** Task data **
========
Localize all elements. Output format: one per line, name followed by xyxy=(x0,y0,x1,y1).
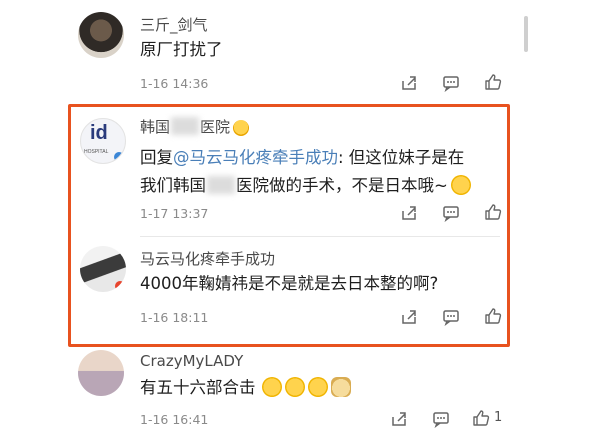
comment-author[interactable]: CrazyMyLADY xyxy=(140,352,243,370)
comment-text-part: 医院做的手术，不是日本哦~ xyxy=(236,176,448,195)
comment-text: 原厂打扰了 xyxy=(140,40,223,59)
covering-face-emoji-icon xyxy=(307,377,328,397)
comment-text: 回复@马云马化疼牵手成功: 但这位妹子是在 xyxy=(140,144,464,172)
comment-author[interactable]: 韩国 医院 xyxy=(140,116,250,137)
doge-emoji-icon xyxy=(330,377,351,397)
divider xyxy=(140,236,500,237)
avatar[interactable] xyxy=(78,12,124,58)
comment-text-part: : 但这位妹子是在 xyxy=(338,148,465,167)
thumbs-up-icon[interactable] xyxy=(472,409,490,427)
comment-item: id HOSPITAL 韩国 医院 回复@马云马化疼牵手成功: 但这位妹子是在 我… xyxy=(0,110,600,230)
like-count: 1 xyxy=(494,410,503,425)
comment-time: 1-17 13:37 xyxy=(140,206,209,221)
share-icon[interactable] xyxy=(400,308,418,326)
comment-item: 三斤_剑气 原厂打扰了 1-16 14:36 xyxy=(0,0,600,100)
avatar-logo-text: id xyxy=(90,122,108,144)
laughing-emoji-icon xyxy=(233,120,250,136)
blurred-text xyxy=(207,176,235,194)
avatar[interactable] xyxy=(78,350,124,396)
reply-prefix: 回复 xyxy=(140,148,173,167)
comment-time: 1-16 18:11 xyxy=(140,310,209,325)
share-icon[interactable] xyxy=(400,74,418,92)
blurred-text xyxy=(171,117,200,135)
avatar[interactable] xyxy=(80,246,126,292)
comment-author[interactable]: 马云马化疼牵手成功 xyxy=(140,248,275,269)
comment-item: 马云马化疼牵手成功 4000年鞠婧祎是不是就是去日本整的啊? 1-16 18:1… xyxy=(0,240,600,340)
comment-icon[interactable] xyxy=(442,74,460,92)
comment-text: 4000年鞠婧祎是不是就是去日本整的啊? xyxy=(140,274,439,293)
mention-link[interactable]: @马云马化疼牵手成功 xyxy=(173,148,338,167)
comment-icon[interactable] xyxy=(442,308,460,326)
wave-hand-emoji-icon xyxy=(450,175,471,195)
share-icon[interactable] xyxy=(390,410,408,428)
crying-emoji-icon xyxy=(261,377,282,397)
author-name-part: 韩国 xyxy=(140,118,171,136)
comment-icon[interactable] xyxy=(432,410,450,428)
comment-author[interactable]: 三斤_剑气 xyxy=(140,14,208,35)
thumbs-up-icon[interactable] xyxy=(484,73,502,91)
covering-face-emoji-icon xyxy=(284,377,305,397)
thumbs-up-icon[interactable] xyxy=(484,203,502,221)
comment-item: CrazyMyLADY 有五十六部合击 1-16 16:41 1 xyxy=(0,346,600,442)
comment-text: 有五十六部合击 xyxy=(140,374,351,402)
comment-time: 1-16 14:36 xyxy=(140,76,209,91)
verified-badge-icon xyxy=(115,281,125,291)
author-name-part: 医院 xyxy=(200,118,231,136)
comment-text-part: 有五十六部合击 xyxy=(140,378,256,397)
share-icon[interactable] xyxy=(400,204,418,222)
thumbs-up-icon[interactable] xyxy=(484,307,502,325)
comment-text-line2: 我们韩国 医院做的手术，不是日本哦~ xyxy=(140,172,471,200)
comment-text-part: 我们韩国 xyxy=(140,176,206,195)
comment-icon[interactable] xyxy=(442,204,460,222)
comment-time: 1-16 16:41 xyxy=(140,412,209,427)
avatar-logo-subtext: HOSPITAL xyxy=(84,149,109,155)
verified-badge-icon xyxy=(114,152,124,162)
avatar[interactable]: id HOSPITAL xyxy=(80,118,126,164)
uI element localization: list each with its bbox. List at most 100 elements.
========
** Task instructions **
Reproduce the listing lines verbatim, starting at the line that contains "comment-author[interactable]: CrazyMyLADY xyxy=(140,352,243,370)" and ending at the line that contains "share-icon[interactable] xyxy=(400,204,418,222)".

** The output **
comment-author[interactable]: CrazyMyLADY xyxy=(140,352,243,370)
comment-text-part: 医院做的手术，不是日本哦~ xyxy=(236,176,448,195)
comment-text: 原厂打扰了 xyxy=(140,40,223,59)
covering-face-emoji-icon xyxy=(307,377,328,397)
comment-text: 回复@马云马化疼牵手成功: 但这位妹子是在 xyxy=(140,144,464,172)
comment-author[interactable]: 韩国 医院 xyxy=(140,116,250,137)
doge-emoji-icon xyxy=(330,377,351,397)
divider xyxy=(140,236,500,237)
avatar[interactable] xyxy=(78,12,124,58)
comment-text-part: : 但这位妹子是在 xyxy=(338,148,465,167)
thumbs-up-icon[interactable] xyxy=(472,409,490,427)
comment-item: id HOSPITAL 韩国 医院 回复@马云马化疼牵手成功: 但这位妹子是在 我… xyxy=(0,110,600,230)
like-count: 1 xyxy=(494,410,503,425)
comment-time: 1-17 13:37 xyxy=(140,206,209,221)
share-icon[interactable] xyxy=(400,308,418,326)
comment-item: 三斤_剑气 原厂打扰了 1-16 14:36 xyxy=(0,0,600,100)
avatar-logo-text: id xyxy=(90,122,108,144)
laughing-emoji-icon xyxy=(233,120,250,136)
blurred-text xyxy=(207,176,235,194)
avatar[interactable] xyxy=(78,350,124,396)
reply-prefix: 回复 xyxy=(140,148,173,167)
comment-time: 1-16 18:11 xyxy=(140,310,209,325)
share-icon[interactable] xyxy=(400,74,418,92)
blurred-text xyxy=(171,117,200,135)
avatar[interactable] xyxy=(80,246,126,292)
comment-author[interactable]: 马云马化疼牵手成功 xyxy=(140,248,275,269)
comment-item: 马云马化疼牵手成功 4000年鞠婧祎是不是就是去日本整的啊? 1-16 18:1… xyxy=(0,240,600,340)
comment-icon[interactable] xyxy=(442,74,460,92)
comment-text: 4000年鞠婧祎是不是就是去日本整的啊? xyxy=(140,274,439,293)
mention-link[interactable]: @马云马化疼牵手成功 xyxy=(173,148,338,167)
comment-icon[interactable] xyxy=(442,308,460,326)
wave-hand-emoji-icon xyxy=(450,175,471,195)
share-icon[interactable] xyxy=(390,410,408,428)
crying-emoji-icon xyxy=(261,377,282,397)
author-name-part: 韩国 xyxy=(140,118,171,136)
comment-icon[interactable] xyxy=(432,410,450,428)
comment-author[interactable]: 三斤_剑气 xyxy=(140,14,208,35)
thumbs-up-icon[interactable] xyxy=(484,73,502,91)
covering-face-emoji-icon xyxy=(284,377,305,397)
thumbs-up-icon[interactable] xyxy=(484,203,502,221)
comment-item: CrazyMyLADY 有五十六部合击 1-16 16:41 1 xyxy=(0,346,600,442)
comment-text: 有五十六部合击 xyxy=(140,374,351,402)
comment-time: 1-16 14:36 xyxy=(140,76,209,91)
verified-badge-icon xyxy=(115,281,125,291)
author-name-part: 医院 xyxy=(200,118,231,136)
comment-text-part: 有五十六部合击 xyxy=(140,378,256,397)
share-icon[interactable] xyxy=(400,204,418,222)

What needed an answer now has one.